══ Document text ══

Boost C++ Libraries of the most highly regarded and expertly designed C++ library projects in the world. Herb Sutter and Andrei Alexandrescu, C++ Coding Standards


Generic macros for working with data types

Parsing sequences
Converting sequences
Accessing a sequence element
Getting the type of data
Testing for equality and inequality
Summing up the generic macros

Besides the specific macros for working with data types VMD has a number of generic macros for parsing sequences.

In the normal use of the Boost Preprocessor library data is passed as arguments to a macro in discrete units so that each parameter expects a single data type. A typical macro might be:

#define AMACRO(anumber,atuple,anidentifier) someoutput

where the 'atuple', having the form of ( data1, data2, data3 ), itself may contain different data types of elements.

This is the standard macro design and internally it is the easiest way to pass macro data back and forth. The Boost PP library has a rich set of functionality to deal with all of its high-level data types, and variadic data, with its own simpler functionality, also offers another alternative to representing data.

Occasionally designers of macros, especially for the use of others programmers within a particular library, have expressed the need for a macro parameter to allow a more C/C++ like syntax where a single parameter might mimic a C++ function-call or a C-like type modification syntax, or some other more complicated construct. Something along the lines of:

areturn afunction ( aparameter1, aparameter2, aparameter3 )


( type ) data

etc. etc.

In other words, from a syntactical level when designing possible macro input, is it possible to design parameter data to look more like C/C++ when macros are used in a library and still do a certain amount of preprocessor metaprogramming with such mixed token input ?

VMD has functionality which allows more than one type of preprocessing token, excluding an 'empty' token which always refers to some entire input, to be part of a single parameter of input data. These preprocessing tokens as a single parameter are syntactically a consecutive series of data which can be space separated as a single argument. The need to space separate the preprocessor data occurs when consecutive tokens are VMD identifiers. The limitation of this consecutive series of data is that each top-level part of the data of this series is of some VMD data type. Furthermore if you use generic macros to parse a sequence, any top-level VMD type which is an identifier must be a specific identifier, meaning it must be an identifier that has been registered.

What the VMD sequence functionality means is that if some input consists of a series of data types it is possible to extract the data for each data type in that series.

═══
══ Data excerpt ══

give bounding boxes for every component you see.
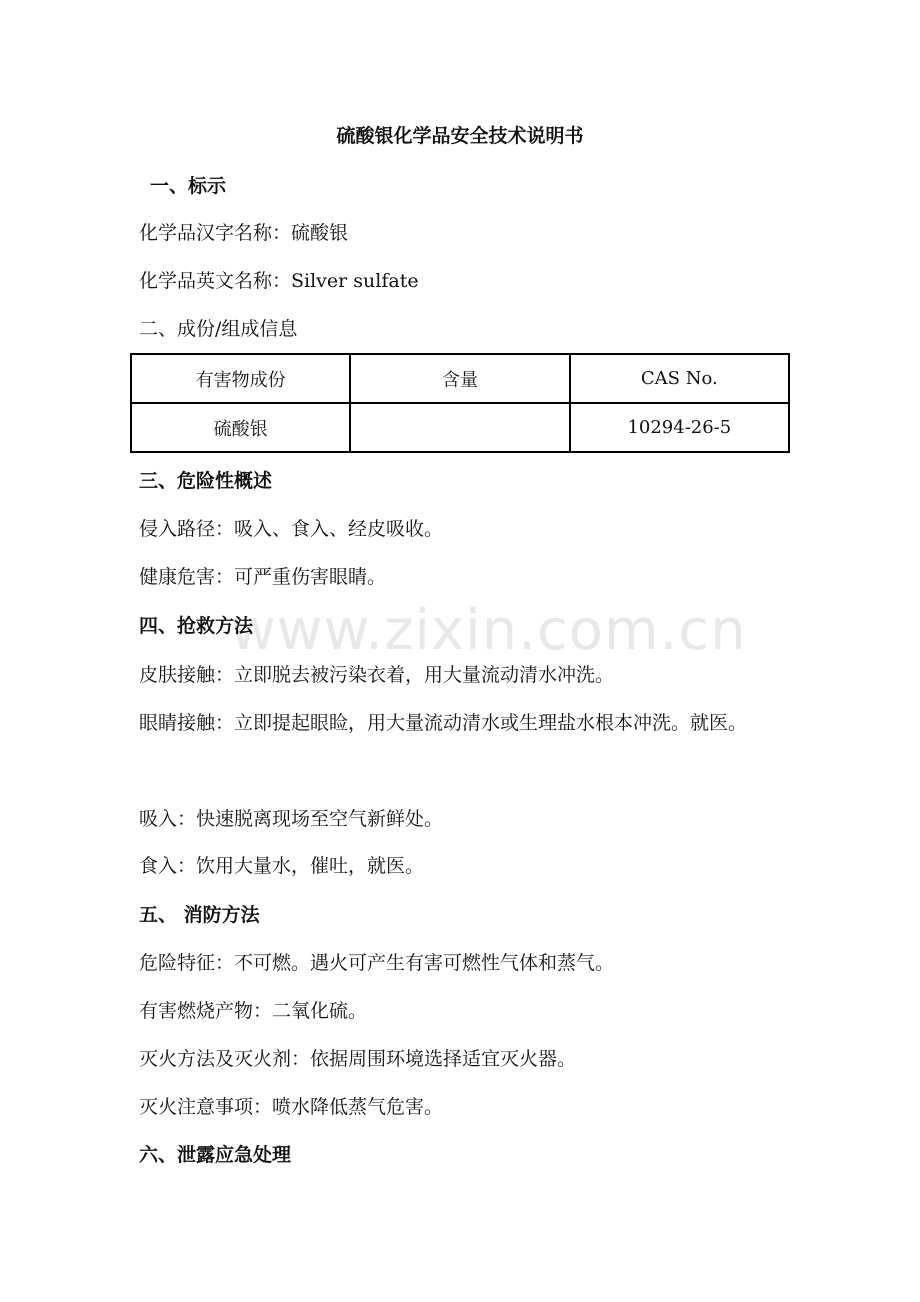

═══

### Problem 1
Using the Boost VMD text, decide whether each statement agrees with it: (a) VMD offers generic macros for parsing sequences. (b) Space separation is needed when consecutive tokens are tuples. (c) When generic macros parse a sequence, any top-level identifier must be one that has been registered. Answer yes or no for each, quoting the words of the text that settle it.
### Problem 2
Reproduce everything in the Boost VMD text from "Occasionally designers of" down to "aparameter2, aparameter3 )", character for character.

### Task answer 1
(a) Yes: "VMD has a number of generic macros for parsing sequences."
(b) No: "The need to space separate the preprocessor data occurs when consecutive tokens are VMD identifiers."
(c) Yes: "any top-level VMD type which is an identifier must be a specific identifier, meaning it must be an identifier that has been registered."

### Task answer 2
Occasionally designers of macros, especially for the use of others programmers within a particular library, have expressed the need for a macro parameter to allow a more C/C++ like syntax where a single parameter might mimic a C++ function-call or a C-like type modification syntax, or some other more complicated construct. Something along the lines of:

areturn afunction ( aparameter1, aparameter2, aparameter3 )